Given instruction: Omit the images, then print each record below exactly as it reads.

Material for this exercise:
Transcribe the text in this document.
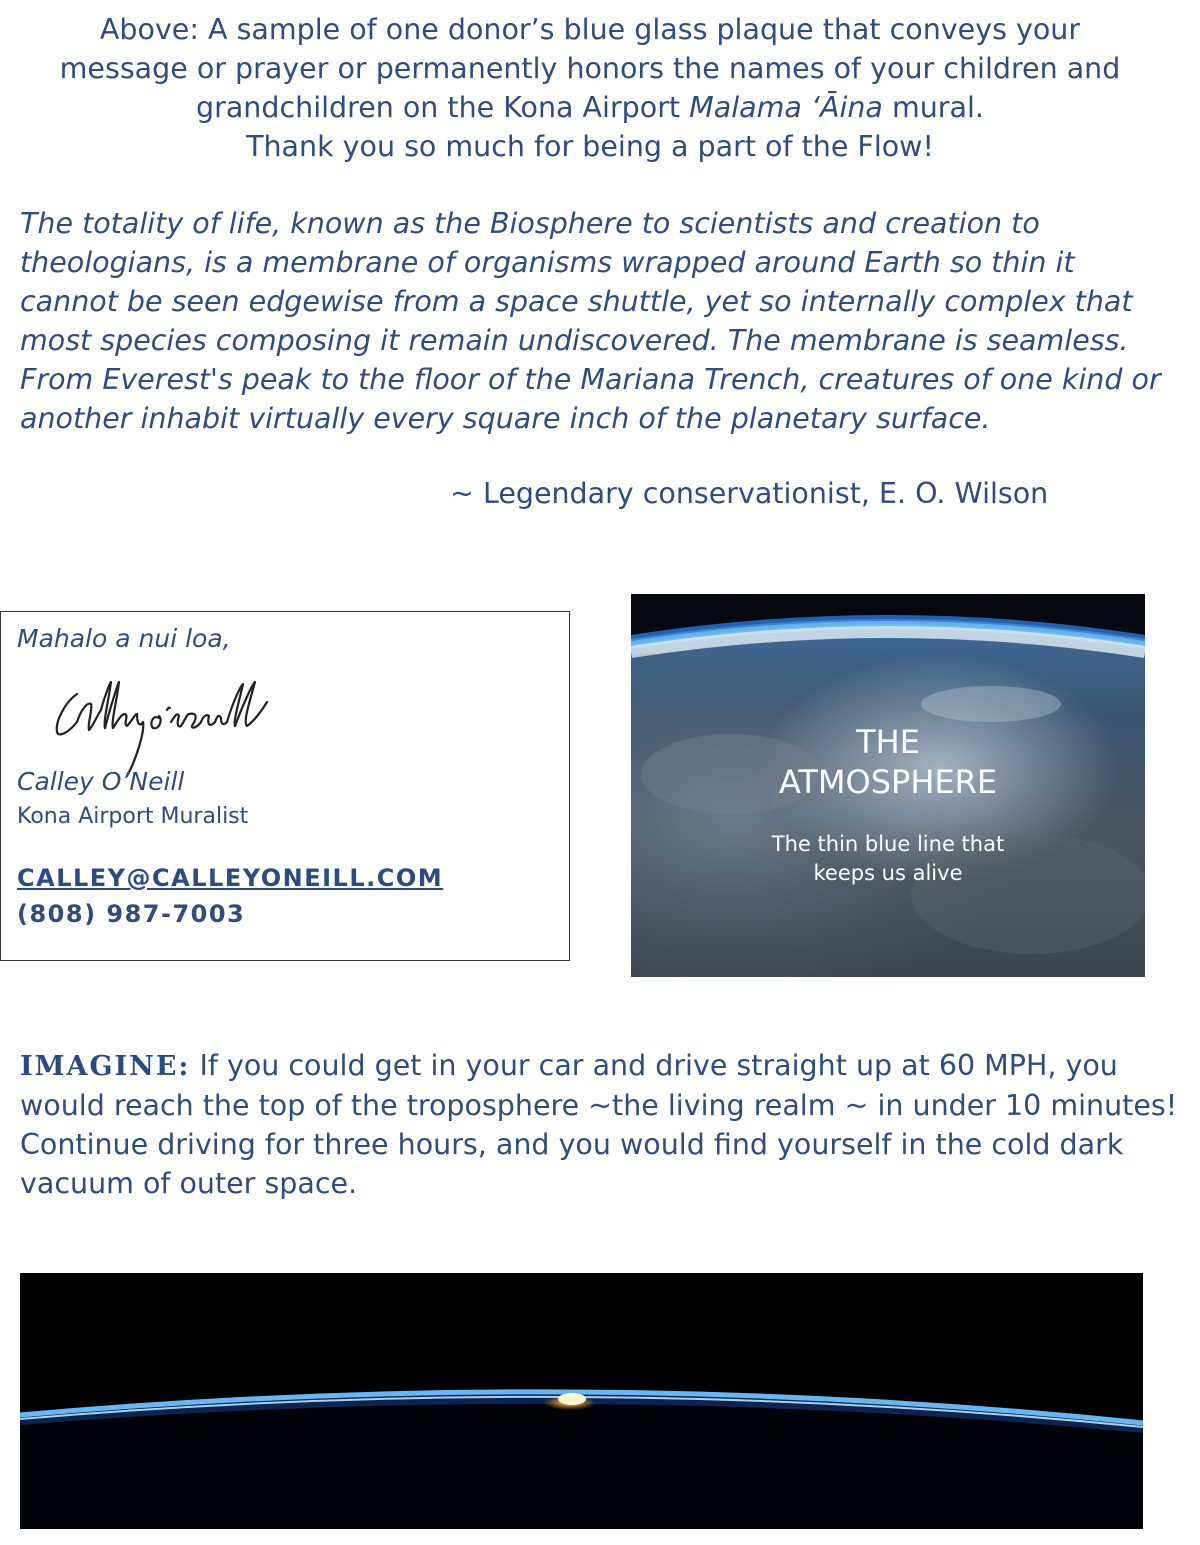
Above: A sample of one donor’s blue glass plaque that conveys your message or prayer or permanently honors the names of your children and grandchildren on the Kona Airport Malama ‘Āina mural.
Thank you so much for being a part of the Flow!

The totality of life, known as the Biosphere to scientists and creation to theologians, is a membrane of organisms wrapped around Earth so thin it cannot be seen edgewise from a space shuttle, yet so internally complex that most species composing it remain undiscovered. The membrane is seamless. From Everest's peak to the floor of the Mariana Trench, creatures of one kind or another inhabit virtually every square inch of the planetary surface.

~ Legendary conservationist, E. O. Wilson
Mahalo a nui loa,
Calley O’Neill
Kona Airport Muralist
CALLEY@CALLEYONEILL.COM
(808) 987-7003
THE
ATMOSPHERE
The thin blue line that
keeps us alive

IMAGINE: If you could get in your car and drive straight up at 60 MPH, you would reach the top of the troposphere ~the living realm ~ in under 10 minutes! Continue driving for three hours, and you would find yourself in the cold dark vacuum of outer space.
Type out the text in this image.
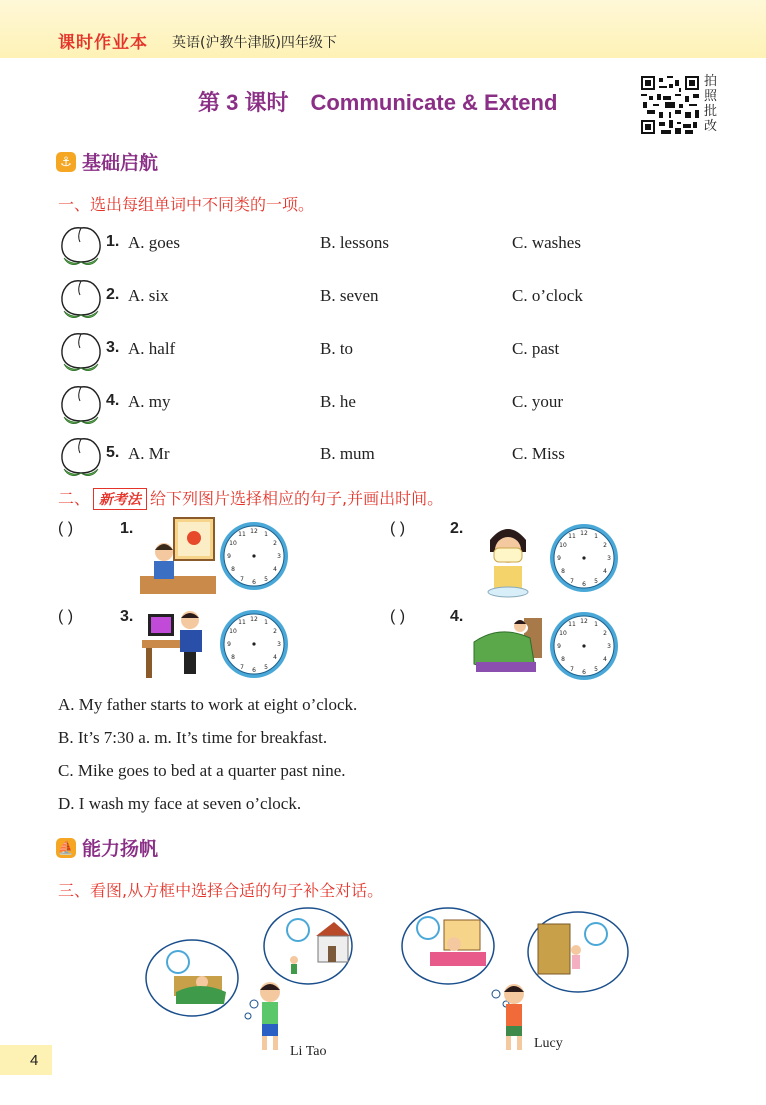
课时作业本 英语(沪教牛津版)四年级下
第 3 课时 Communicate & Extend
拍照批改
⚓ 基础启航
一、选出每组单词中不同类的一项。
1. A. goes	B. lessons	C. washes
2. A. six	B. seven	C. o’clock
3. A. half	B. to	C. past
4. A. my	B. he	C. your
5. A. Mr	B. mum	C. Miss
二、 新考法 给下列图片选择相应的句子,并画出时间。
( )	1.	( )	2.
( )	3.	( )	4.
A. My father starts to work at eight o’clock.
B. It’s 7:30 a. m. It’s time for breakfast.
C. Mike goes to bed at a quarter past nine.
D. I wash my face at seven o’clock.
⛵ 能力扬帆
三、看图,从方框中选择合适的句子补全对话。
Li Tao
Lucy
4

Response for this exercise:
Transcribe the text in this document.
Above: A sample of one donor’s blue glass plaque that conveys your message or prayer or permanently honors the names of your children and grandchildren on the Kona Airport Malama ‘Āina mural.
Thank you so much for being a part of the Flow!

The totality of life, known as the Biosphere to scientists and creation to theologians, is a membrane of organisms wrapped around Earth so thin it cannot be seen edgewise from a space shuttle, yet so internally complex that most species composing it remain undiscovered. The membrane is seamless. From Everest's peak to the floor of the Mariana Trench, creatures of one kind or another inhabit virtually every square inch of the planetary surface.

~ Legendary conservationist, E. O. Wilson
Mahalo a nui loa,
Calley O’Neill
Kona Airport Muralist
CALLEY@CALLEYONEILL.COM
(808) 987-7003
THE
ATMOSPHERE
The thin blue line that
keeps us alive

IMAGINE: If you could get in your car and drive straight up at 60 MPH, you would reach the top of the troposphere ~the living realm ~ in under 10 minutes! Continue driving for three hours, and you would find yourself in the cold dark vacuum of outer space.
Type out the text in this image.
课时作业本 英语(沪教牛津版)四年级下
第 3 课时 Communicate & Extend
拍照批改
⚓ 基础启航
一、选出每组单词中不同类的一项。
1. A. goes	B. lessons	C. washes
2. A. six	B. seven	C. o’clock
3. A. half	B. to	C. past
4. A. my	B. he	C. your
5. A. Mr	B. mum	C. Miss
二、 新考法 给下列图片选择相应的句子,并画出时间。
( )	1.	( )	2.
( )	3.	( )	4.
A. My father starts to work at eight o’clock.
B. It’s 7:30 a. m. It’s time for breakfast.
C. Mike goes to bed at a quarter past nine.
D. I wash my face at seven o’clock.
⛵ 能力扬帆
三、看图,从方框中选择合适的句子补全对话。
Li Tao
Lucy
4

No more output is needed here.